→ Directions: In the listing below, find every line containing "play" and copy it out.

━━━

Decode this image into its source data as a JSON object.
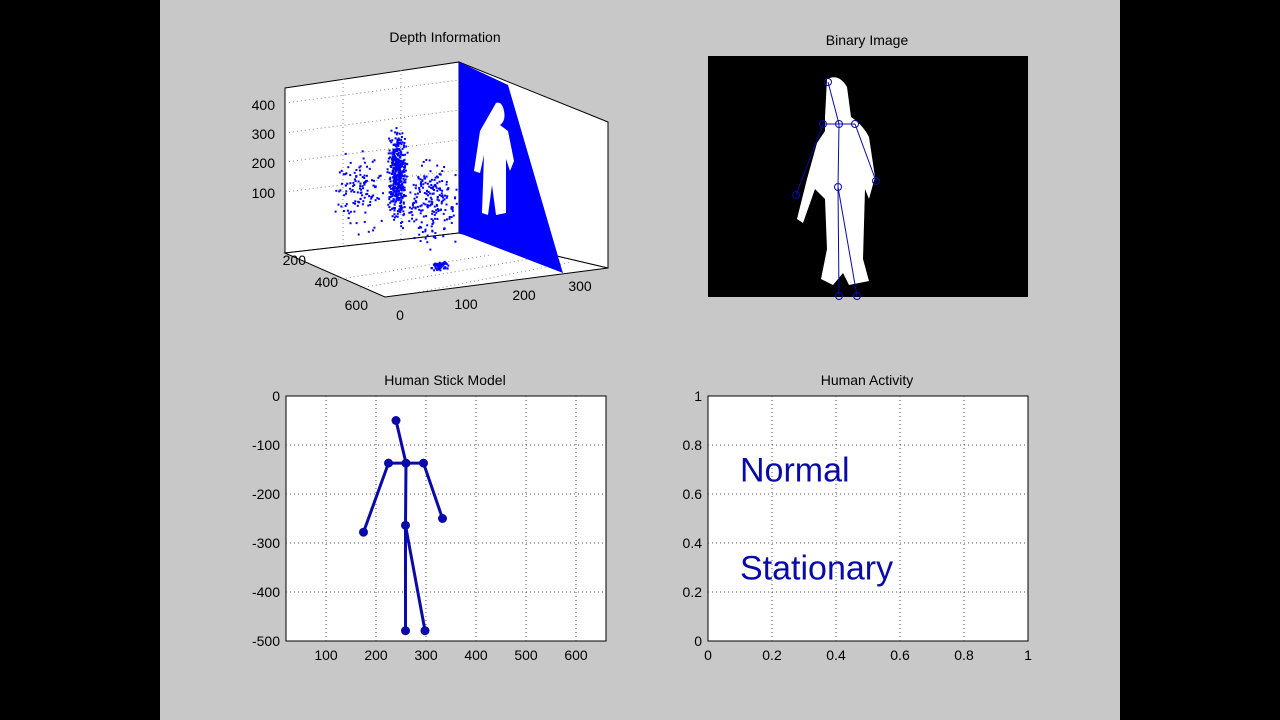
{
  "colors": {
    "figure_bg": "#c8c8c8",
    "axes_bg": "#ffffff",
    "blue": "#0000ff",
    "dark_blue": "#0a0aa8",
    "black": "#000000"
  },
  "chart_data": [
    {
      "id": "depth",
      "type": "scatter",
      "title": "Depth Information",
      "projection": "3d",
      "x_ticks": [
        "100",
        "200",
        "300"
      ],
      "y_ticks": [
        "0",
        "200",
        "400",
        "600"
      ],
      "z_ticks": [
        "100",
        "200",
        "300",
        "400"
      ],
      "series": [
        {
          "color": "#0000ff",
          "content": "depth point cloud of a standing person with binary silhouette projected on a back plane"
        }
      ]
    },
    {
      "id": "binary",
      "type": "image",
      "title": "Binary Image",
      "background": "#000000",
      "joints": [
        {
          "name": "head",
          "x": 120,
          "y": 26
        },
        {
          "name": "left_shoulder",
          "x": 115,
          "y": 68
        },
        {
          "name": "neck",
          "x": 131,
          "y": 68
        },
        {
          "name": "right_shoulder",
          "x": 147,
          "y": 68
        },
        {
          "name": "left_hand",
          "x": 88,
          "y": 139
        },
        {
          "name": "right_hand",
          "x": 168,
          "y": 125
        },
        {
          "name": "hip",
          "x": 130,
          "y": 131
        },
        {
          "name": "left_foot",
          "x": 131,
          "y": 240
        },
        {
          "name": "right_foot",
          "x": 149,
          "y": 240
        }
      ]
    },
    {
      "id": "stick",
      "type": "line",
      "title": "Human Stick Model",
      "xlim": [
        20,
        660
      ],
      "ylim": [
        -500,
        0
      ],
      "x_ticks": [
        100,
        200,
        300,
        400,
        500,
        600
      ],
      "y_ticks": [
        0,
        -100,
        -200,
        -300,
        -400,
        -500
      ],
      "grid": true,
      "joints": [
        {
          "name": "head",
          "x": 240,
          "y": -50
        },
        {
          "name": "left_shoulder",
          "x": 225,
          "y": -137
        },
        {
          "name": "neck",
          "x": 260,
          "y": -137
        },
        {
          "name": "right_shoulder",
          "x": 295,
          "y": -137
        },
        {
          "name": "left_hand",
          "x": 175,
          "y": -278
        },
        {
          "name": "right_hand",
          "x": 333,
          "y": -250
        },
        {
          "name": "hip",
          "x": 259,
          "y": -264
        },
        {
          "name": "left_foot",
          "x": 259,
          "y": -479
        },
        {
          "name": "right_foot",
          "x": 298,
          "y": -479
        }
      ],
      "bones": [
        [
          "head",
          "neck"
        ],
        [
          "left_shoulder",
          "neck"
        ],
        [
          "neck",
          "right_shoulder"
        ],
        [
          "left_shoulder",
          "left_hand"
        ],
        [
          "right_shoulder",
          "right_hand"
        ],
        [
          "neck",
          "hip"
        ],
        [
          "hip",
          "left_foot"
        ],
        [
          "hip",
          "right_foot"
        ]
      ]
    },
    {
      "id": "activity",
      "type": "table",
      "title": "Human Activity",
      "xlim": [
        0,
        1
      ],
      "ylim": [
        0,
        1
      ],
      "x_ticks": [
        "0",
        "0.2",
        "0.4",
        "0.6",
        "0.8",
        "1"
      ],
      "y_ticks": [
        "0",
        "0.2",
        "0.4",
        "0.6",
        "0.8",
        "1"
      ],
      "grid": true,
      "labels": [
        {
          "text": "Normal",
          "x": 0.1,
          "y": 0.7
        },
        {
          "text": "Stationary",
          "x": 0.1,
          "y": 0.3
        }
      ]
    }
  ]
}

━━━

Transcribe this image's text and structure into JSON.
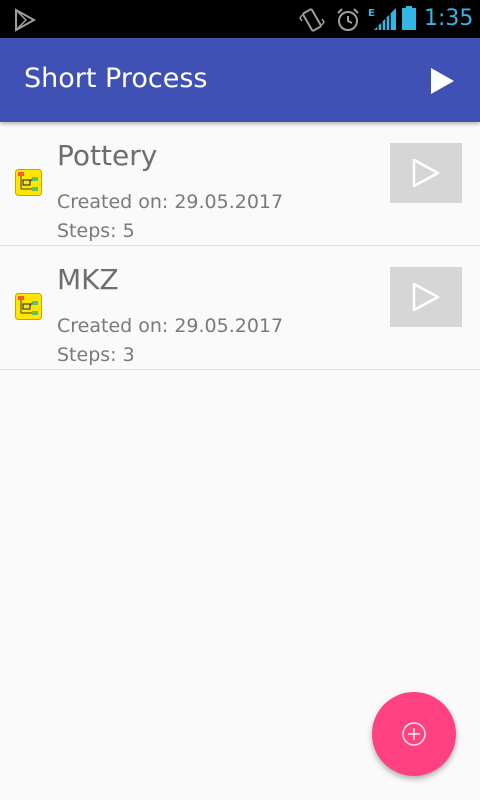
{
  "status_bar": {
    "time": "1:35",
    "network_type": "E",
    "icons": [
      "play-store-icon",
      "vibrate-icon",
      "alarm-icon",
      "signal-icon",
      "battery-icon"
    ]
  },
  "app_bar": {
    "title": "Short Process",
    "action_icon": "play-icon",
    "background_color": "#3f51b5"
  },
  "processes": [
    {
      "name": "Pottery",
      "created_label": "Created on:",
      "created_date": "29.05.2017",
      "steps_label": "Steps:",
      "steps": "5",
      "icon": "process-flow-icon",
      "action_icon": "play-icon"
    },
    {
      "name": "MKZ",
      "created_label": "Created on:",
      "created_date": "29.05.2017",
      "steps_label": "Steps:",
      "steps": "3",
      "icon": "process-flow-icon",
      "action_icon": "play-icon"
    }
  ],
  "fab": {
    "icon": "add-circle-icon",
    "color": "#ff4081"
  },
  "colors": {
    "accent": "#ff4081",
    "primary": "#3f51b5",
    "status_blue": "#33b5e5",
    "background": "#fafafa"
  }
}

━━━

→ The completed task:
      "play-store-icon",
    "action_icon": "play-icon",
      "action_icon": "play-icon"
      "action_icon": "play-icon"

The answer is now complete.